[Goal of the exercise] Scan the records for the word "Персональный". Copy each line that includes it.

[Extracted entries]
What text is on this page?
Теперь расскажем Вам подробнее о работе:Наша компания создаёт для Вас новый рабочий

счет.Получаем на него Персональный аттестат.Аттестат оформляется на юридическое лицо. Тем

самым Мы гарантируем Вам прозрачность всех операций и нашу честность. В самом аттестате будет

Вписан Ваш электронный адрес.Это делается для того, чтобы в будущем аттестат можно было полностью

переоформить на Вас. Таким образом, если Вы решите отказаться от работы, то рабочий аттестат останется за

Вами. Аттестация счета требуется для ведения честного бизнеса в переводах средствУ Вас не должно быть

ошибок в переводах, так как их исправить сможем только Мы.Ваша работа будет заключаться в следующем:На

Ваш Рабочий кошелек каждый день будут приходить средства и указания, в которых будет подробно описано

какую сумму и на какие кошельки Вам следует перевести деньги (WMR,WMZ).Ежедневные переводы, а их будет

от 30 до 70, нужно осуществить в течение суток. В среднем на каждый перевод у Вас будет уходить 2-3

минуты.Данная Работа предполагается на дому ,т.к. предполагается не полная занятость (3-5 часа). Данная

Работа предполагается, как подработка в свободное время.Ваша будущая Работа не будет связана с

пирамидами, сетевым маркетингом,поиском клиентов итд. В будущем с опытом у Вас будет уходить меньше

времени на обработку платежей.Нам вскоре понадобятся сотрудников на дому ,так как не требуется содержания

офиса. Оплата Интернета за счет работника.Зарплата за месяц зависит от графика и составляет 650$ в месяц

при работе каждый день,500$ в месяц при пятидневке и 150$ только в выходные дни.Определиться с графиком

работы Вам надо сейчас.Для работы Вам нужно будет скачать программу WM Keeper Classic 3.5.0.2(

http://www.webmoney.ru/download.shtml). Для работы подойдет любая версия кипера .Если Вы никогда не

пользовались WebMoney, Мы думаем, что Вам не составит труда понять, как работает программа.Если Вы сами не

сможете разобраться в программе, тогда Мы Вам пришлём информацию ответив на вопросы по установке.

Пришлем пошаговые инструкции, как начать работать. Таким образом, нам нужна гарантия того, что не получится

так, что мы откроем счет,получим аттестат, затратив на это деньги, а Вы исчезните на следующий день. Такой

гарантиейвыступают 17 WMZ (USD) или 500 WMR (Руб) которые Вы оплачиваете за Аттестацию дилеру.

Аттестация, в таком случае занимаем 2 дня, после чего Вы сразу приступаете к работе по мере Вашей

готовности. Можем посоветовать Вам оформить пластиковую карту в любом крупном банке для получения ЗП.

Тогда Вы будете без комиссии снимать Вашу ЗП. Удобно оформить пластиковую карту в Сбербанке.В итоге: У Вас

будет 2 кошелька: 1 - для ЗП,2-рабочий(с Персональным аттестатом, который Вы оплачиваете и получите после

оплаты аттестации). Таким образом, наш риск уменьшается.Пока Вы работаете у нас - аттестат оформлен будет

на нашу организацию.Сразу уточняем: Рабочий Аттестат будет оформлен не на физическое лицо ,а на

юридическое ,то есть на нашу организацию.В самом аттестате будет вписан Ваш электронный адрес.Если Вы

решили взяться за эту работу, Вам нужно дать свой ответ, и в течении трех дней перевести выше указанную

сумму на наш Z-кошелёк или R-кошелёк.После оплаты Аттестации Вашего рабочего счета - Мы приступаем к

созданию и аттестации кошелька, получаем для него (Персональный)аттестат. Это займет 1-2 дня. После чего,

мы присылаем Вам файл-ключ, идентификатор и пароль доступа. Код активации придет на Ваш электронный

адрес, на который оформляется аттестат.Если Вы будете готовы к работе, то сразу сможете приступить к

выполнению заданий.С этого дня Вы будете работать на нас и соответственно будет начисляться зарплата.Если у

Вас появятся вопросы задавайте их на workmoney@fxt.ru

[Written response]
счет.Получаем на него Персональный аттестат.Аттестат оформляется на юридическое лицо. Тем
созданию и аттестации кошелька, получаем для него (Персональный)аттестат. Это займет 1-2 дня. После чего,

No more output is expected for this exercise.